--- start of Data shown ---

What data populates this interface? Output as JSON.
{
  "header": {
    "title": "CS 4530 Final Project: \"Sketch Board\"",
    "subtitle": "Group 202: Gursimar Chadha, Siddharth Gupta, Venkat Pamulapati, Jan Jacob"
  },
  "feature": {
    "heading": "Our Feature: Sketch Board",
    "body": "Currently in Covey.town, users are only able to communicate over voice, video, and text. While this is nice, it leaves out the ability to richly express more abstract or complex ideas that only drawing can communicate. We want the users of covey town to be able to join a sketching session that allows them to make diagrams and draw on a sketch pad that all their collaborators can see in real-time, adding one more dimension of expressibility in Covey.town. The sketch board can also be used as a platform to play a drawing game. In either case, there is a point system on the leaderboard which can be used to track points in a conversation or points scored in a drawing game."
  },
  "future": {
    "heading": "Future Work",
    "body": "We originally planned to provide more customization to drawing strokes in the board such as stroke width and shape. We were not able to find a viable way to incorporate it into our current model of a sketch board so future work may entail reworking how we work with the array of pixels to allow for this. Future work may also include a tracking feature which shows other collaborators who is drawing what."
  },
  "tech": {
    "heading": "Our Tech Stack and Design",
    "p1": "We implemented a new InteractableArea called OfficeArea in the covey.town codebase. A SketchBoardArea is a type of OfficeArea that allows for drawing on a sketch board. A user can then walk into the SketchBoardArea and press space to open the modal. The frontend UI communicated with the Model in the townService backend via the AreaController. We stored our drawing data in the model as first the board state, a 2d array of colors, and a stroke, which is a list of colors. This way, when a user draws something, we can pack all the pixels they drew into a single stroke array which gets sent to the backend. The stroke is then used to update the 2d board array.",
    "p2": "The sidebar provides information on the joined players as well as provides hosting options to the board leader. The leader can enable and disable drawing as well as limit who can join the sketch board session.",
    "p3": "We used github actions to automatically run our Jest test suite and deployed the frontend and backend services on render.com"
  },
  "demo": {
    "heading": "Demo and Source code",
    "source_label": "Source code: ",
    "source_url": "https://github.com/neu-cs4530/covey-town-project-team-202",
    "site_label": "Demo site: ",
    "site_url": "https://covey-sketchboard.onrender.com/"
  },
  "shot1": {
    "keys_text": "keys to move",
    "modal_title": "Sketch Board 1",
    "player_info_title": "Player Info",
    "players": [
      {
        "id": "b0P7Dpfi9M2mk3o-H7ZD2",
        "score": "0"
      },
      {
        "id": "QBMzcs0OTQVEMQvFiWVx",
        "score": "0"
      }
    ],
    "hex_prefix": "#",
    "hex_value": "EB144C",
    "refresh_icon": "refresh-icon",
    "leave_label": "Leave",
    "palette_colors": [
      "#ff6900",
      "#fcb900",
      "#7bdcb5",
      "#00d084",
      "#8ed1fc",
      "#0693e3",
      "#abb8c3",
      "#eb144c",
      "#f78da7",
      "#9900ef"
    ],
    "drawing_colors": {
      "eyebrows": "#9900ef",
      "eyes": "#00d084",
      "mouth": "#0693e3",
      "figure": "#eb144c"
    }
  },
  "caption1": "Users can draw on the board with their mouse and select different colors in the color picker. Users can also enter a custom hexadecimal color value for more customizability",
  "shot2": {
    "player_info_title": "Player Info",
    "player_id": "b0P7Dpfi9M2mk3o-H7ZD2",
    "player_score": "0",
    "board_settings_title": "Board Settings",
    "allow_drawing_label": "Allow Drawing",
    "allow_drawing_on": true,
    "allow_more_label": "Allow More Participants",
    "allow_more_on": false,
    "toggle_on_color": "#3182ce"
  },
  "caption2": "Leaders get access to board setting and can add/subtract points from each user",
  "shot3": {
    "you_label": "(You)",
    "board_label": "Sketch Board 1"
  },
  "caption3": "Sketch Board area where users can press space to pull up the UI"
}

--- end of Data shown ---

Extract all the material, leaving every line as it is.

What data populates this interface? Output as JSON.
{
  "header": {
    "title": "CS 4530 Final Project: \"Sketch Board\"",
    "subtitle": "Group 202: Gursimar Chadha, Siddharth Gupta, Venkat Pamulapati, Jan Jacob"
  },
  "feature": {
    "heading": "Our Feature: Sketch Board",
    "body": "Currently in Covey.town, users are only able to communicate over voice, video, and text. While this is nice, it leaves out the ability to richly express more abstract or complex ideas that only drawing can communicate. We want the users of covey town to be able to join a sketching session that allows them to make diagrams and draw on a sketch pad that all their collaborators can see in real-time, adding one more dimension of expressibility in Covey.town. The sketch board can also be used as a platform to play a drawing game. In either case, there is a point system on the leaderboard which can be used to track points in a conversation or points scored in a drawing game."
  },
  "future": {
    "heading": "Future Work",
    "body": "We originally planned to provide more customization to drawing strokes in the board such as stroke width and shape. We were not able to find a viable way to incorporate it into our current model of a sketch board so future work may entail reworking how we work with the array of pixels to allow for this. Future work may also include a tracking feature which shows other collaborators who is drawing what."
  },
  "tech": {
    "heading": "Our Tech Stack and Design",
    "p1": "We implemented a new InteractableArea called OfficeArea in the covey.town codebase. A SketchBoardArea is a type of OfficeArea that allows for drawing on a sketch board. A user can then walk into the SketchBoardArea and press space to open the modal. The frontend UI communicated with the Model in the townService backend via the AreaController. We stored our drawing data in the model as first the board state, a 2d array of colors, and a stroke, which is a list of colors. This way, when a user draws something, we can pack all the pixels they drew into a single stroke array which gets sent to the backend. The stroke is then used to update the 2d board array.",
    "p2": "The sidebar provides information on the joined players as well as provides hosting options to the board leader. The leader can enable and disable drawing as well as limit who can join the sketch board session.",
    "p3": "We used github actions to automatically run our Jest test suite and deployed the frontend and backend services on render.com"
  },
  "demo": {
    "heading": "Demo and Source code",
    "source_label": "Source code: ",
    "source_url": "https://github.com/neu-cs4530/covey-town-project-team-202",
    "site_label": "Demo site: ",
    "site_url": "https://covey-sketchboard.onrender.com/"
  },
  "shot1": {
    "keys_text": "keys to move",
    "modal_title": "Sketch Board 1",
    "player_info_title": "Player Info",
    "players": [
      {
        "id": "b0P7Dpfi9M2mk3o-H7ZD2",
        "score": "0"
      },
      {
        "id": "QBMzcs0OTQVEMQvFiWVx",
        "score": "0"
      }
    ],
    "hex_prefix": "#",
    "hex_value": "EB144C",
    "refresh_icon": "refresh-icon",
    "leave_label": "Leave",
    "palette_colors": [
      "#ff6900",
      "#fcb900",
      "#7bdcb5",
      "#00d084",
      "#8ed1fc",
      "#0693e3",
      "#abb8c3",
      "#eb144c",
      "#f78da7",
      "#9900ef"
    ],
    "drawing_colors": {
      "eyebrows": "#9900ef",
      "eyes": "#00d084",
      "mouth": "#0693e3",
      "figure": "#eb144c"
    }
  },
  "caption1": "Users can draw on the board with their mouse and select different colors in the color picker. Users can also enter a custom hexadecimal color value for more customizability",
  "shot2": {
    "player_info_title": "Player Info",
    "player_id": "b0P7Dpfi9M2mk3o-H7ZD2",
    "player_score": "0",
    "board_settings_title": "Board Settings",
    "allow_drawing_label": "Allow Drawing",
    "allow_drawing_on": true,
    "allow_more_label": "Allow More Participants",
    "allow_more_on": false,
    "toggle_on_color": "#3182ce"
  },
  "caption2": "Leaders get access to board setting and can add/subtract points from each user",
  "shot3": {
    "you_label": "(You)",
    "board_label": "Sketch Board 1"
  },
  "caption3": "Sketch Board area where users can press space to pull up the UI"
}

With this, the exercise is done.